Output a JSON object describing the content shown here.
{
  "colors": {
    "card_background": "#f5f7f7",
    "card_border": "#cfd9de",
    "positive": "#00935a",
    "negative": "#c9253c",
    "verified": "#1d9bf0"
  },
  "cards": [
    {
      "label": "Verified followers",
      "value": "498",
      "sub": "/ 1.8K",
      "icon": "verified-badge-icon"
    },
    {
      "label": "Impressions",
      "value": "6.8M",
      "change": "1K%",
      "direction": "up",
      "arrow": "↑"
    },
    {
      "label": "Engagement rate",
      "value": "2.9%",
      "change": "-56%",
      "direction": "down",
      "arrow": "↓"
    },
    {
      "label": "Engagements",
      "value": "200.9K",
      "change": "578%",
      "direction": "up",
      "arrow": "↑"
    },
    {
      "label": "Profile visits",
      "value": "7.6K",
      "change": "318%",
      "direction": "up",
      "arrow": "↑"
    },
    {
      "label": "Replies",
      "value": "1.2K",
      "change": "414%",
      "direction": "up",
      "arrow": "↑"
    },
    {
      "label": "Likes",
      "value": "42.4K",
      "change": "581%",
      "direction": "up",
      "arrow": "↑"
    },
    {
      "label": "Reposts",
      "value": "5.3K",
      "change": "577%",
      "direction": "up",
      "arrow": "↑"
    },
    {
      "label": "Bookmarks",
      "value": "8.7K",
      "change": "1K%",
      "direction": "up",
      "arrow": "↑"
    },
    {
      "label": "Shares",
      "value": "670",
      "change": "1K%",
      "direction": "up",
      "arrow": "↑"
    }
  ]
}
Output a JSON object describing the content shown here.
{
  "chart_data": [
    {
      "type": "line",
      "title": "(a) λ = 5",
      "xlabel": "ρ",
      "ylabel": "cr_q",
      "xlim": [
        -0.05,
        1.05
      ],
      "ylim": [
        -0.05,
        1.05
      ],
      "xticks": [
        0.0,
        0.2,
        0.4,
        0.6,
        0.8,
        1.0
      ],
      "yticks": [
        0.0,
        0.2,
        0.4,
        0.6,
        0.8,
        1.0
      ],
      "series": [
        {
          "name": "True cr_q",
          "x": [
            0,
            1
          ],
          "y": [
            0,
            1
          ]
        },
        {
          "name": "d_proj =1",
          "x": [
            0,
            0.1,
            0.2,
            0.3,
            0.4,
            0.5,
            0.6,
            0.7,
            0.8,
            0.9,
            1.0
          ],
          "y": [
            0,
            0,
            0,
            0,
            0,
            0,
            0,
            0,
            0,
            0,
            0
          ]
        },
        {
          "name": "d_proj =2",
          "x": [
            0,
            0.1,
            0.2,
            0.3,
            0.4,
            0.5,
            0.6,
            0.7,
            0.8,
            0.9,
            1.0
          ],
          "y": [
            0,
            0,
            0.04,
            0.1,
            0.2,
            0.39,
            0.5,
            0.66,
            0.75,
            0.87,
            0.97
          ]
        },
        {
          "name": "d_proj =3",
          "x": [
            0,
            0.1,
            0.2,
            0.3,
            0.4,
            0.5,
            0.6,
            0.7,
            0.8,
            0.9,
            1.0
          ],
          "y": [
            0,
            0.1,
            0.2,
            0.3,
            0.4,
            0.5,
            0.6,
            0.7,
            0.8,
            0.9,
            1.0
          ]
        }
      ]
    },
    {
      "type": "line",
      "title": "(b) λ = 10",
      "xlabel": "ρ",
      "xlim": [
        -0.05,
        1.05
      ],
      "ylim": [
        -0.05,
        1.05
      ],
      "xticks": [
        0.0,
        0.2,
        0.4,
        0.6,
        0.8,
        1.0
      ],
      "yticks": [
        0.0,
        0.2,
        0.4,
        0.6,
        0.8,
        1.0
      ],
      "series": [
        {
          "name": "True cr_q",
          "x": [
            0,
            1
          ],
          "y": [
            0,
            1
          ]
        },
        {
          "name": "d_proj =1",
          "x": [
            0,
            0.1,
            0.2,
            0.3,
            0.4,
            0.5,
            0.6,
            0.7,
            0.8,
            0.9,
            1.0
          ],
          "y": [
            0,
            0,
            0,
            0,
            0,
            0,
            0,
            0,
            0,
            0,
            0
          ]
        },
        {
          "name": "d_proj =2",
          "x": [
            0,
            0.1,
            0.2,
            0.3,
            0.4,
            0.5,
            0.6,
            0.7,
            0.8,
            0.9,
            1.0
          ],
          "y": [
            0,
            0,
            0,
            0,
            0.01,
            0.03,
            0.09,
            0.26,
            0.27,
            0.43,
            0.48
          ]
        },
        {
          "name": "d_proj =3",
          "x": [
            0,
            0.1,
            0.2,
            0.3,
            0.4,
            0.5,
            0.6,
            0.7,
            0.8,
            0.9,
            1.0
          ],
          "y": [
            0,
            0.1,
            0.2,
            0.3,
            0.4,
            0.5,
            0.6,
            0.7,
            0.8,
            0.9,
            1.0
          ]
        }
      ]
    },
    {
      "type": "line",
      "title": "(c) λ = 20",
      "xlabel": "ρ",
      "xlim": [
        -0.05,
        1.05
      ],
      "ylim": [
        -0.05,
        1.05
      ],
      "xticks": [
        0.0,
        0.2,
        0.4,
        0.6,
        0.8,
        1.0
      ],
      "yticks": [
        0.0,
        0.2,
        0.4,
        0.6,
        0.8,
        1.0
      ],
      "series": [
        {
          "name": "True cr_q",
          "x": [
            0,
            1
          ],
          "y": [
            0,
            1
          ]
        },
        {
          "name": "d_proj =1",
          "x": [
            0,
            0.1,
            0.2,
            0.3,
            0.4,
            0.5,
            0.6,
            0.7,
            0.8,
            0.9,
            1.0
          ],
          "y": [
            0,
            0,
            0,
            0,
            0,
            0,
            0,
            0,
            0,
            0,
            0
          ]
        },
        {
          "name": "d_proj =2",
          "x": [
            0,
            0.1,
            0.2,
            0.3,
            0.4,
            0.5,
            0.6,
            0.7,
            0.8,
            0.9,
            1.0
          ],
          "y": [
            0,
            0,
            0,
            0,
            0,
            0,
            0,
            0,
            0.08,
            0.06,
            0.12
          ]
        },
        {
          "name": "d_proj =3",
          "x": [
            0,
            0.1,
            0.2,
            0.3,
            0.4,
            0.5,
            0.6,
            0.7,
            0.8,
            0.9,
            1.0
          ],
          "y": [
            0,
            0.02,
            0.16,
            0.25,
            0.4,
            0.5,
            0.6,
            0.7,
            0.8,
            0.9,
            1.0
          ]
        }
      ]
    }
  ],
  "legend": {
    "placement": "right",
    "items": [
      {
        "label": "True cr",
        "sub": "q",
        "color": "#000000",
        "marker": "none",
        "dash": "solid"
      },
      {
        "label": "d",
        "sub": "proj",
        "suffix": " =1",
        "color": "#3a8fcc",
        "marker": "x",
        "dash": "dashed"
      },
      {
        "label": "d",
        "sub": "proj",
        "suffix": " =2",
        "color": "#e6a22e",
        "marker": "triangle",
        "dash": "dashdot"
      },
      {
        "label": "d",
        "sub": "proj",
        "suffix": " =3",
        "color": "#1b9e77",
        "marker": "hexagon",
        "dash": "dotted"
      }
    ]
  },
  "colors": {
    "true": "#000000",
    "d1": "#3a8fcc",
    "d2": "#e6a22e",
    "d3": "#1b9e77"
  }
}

____

Directions: Each line holding "change" must be found and copied.

Right answer:
      "change": "1K%",
      "change": "-56%",
      "change": "578%",
      "change": "318%",
      "change": "414%",
      "change": "581%",
      "change": "577%",
      "change": "1K%",
      "change": "1K%",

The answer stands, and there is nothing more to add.